Dalam konteks dinamika
intelektual, memang kita tidak harus terjebak kepada kutub-kutub pemikiran
keagamaan, sosial, ekonomi atau peradaban yang berkembang dewasa ini. Kader HMI
tidak harus menjadi sangat liberal atau neo-liberal. Tidak juga harus menjadi
konservatif, reaksioner, atau bahkan radikal. Mungkin saja untuk kasus tertentu
HMI bisa bersikap liberal, namun posisi yang paling mungkin diambil HMI adalah
posisi progresif, dan berorientasi kepada gagasan-gagasan tentang kemajuan (the idea of progress). Inilah posisi
yang harus dijabarkan oleh seluruh pimpinan HMI di semua tingkatan ke dalam
ideologi, kurikulum dan metodologi perkaderan, serta praksis gerakan
sosial-intelektual HMI. Pemikiran progresif di bidang apapun, entah keagamaan,
sosial, ekonomi dan budaya, harus diorientasikan kepada pemecahan
masalah-masalah kebangsaan dan umat Islam, seperti problem tingkat kesejahteran
sosial dan ekonomi, kualitas pendidikan, tingkat kesadaran politik, dan bahkan
literasi keagamaan (religious literacy).
Secara fungsional, HMI harus menjadi kekuatan “problem solving” pada level intelektual-ideologis dan pada level
ideo-praxis sekaligus. Ini memang tugas yang tiedak mudah, tetapi adalah
prestasi sejarah yang luar biasa jika HMI mampu menghasilkan gagasan-gagasan
keagamaan yang memberikan kontribusi positif bagi peningkatan kesadaran umat
Islam, peningkatan kesejahteraan dan kesadaran kritis umat Islam untuk terbebas
dari belenggu politik, ekonomi dan peradaban modern (modernitas) yang cenderung
hegemonik.
Karena itu, mulai saat
ini HMI harus kembali menjadi –meminjam istilah Cak Nur- “kekuatan daya-gebrak
psikologis” (psychological striking force)
bagi tumbuhnya tradisi intelektual dan pemikiran yang bebas, kritis, progresif,
modern, terbuka dan membebaskan; tidak hanya dalam wilayah keagamaan semata,
tetapi juga dalam domain-domain sosial, ekonomi, politik dan kebudayaan. Dengan
demikian, HMI akan menghasilkan kaum inteligentsia yang memiliki kepekaan
sosial dan moral terhadap tantangan masyarakat. Tentu saja hal ini akan menjadi
sumbangan penting terhadap tumbuhnya kesadaran kritis masyarakat Indonesia
secara keseluruhan, dan bahkan terhadap terciptanya peradaban baru yang lebih
“Indonesiawi” dan otentik.

Entri koleksi –
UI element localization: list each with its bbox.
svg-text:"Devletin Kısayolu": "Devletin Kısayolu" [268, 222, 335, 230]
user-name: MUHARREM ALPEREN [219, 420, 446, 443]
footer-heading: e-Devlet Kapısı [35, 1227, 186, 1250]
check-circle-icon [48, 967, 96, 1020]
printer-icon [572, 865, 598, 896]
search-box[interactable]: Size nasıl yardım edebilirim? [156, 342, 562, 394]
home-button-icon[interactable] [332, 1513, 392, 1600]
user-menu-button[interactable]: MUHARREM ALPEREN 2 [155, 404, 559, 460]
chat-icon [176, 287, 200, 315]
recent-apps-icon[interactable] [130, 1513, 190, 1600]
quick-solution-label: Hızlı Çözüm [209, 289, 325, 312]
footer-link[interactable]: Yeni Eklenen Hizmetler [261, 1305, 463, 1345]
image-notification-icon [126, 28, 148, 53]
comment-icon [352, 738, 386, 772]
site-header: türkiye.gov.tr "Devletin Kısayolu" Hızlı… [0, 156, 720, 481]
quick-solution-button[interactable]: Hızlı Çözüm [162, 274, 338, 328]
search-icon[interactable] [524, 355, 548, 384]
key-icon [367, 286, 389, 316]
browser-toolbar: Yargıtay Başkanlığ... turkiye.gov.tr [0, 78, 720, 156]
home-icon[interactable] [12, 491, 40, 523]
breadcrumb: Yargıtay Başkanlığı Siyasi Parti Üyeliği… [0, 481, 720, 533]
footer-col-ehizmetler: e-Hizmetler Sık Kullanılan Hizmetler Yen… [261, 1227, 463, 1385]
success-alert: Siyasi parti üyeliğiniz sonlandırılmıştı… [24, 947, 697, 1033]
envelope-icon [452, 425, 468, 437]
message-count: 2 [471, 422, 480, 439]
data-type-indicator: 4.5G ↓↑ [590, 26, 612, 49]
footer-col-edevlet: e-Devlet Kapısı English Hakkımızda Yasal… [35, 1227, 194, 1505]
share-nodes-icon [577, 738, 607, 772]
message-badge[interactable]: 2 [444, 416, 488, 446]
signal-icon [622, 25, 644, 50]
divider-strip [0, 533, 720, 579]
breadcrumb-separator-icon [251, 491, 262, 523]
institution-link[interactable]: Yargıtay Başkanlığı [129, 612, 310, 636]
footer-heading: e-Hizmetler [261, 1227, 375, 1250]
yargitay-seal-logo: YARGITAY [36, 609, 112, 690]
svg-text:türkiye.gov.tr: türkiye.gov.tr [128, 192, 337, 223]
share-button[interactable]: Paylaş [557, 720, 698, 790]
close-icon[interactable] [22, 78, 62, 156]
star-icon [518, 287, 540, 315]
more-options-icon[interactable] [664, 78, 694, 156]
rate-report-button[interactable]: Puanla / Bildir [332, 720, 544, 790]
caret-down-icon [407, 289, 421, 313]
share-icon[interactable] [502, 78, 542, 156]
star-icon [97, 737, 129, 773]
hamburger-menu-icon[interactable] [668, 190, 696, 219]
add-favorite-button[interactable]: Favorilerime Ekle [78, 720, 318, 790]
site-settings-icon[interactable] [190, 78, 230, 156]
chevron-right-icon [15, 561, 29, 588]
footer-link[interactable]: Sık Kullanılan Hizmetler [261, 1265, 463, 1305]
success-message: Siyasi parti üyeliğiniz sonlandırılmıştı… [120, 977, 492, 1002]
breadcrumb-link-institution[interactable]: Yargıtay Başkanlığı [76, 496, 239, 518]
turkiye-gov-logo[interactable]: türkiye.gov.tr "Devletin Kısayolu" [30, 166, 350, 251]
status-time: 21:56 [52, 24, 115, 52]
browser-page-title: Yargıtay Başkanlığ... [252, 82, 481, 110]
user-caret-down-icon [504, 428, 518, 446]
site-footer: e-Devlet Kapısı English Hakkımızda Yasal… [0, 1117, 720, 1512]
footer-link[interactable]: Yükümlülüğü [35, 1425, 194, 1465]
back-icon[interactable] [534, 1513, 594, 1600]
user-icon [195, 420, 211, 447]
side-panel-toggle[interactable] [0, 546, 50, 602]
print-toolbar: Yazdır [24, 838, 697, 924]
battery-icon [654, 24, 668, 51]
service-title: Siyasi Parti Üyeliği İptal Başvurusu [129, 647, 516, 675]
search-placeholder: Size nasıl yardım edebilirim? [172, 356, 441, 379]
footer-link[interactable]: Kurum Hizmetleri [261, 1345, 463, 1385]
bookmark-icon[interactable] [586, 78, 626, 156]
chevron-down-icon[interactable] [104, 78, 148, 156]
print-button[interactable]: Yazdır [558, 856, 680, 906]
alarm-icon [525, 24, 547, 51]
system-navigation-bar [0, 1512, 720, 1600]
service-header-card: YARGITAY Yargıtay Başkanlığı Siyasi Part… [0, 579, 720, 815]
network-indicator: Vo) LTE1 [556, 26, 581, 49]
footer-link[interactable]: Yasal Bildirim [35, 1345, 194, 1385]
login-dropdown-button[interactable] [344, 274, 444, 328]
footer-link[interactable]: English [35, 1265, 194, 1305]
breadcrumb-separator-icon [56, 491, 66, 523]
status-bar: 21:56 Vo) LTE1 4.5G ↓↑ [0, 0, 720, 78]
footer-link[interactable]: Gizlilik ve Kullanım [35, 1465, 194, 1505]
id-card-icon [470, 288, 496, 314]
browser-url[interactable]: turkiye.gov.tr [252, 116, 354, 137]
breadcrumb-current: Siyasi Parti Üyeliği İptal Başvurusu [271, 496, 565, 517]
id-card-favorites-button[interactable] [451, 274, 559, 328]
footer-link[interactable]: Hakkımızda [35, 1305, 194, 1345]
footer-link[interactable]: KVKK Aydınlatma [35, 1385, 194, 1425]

Perintah Tugas –
Ringkas paragraf yang diawali "Secara fungsional, HMI harus" dalam potongan dokumen tentang HMI menjadi daftar butir yang tetap memuat fakta utamanya. Catatan-catatan tersebut sama sekali tidak berperan di sini.

Jawaban Tertulis –
- HMI harus berfungsi sebagai kekuatan "problem solving" pada level intelektual-ideologis dan ideo-praxis sekaligus.
- Tugas ini tidak mudah.
- HMI akan mencapai prestasi sejarah yang luar biasa jika mampu menghasilkan gagasan keagamaan yang berkontribusi positif bagi:
  - peningkatan kesadaran umat Islam;
  - peningkatan kesejahteraan umat Islam;
  - kesadaran kritis umat Islam untuk terbebas dari belenggu politik, ekonomi, dan peradaban modern (modernitas) yang cenderung hegemonik.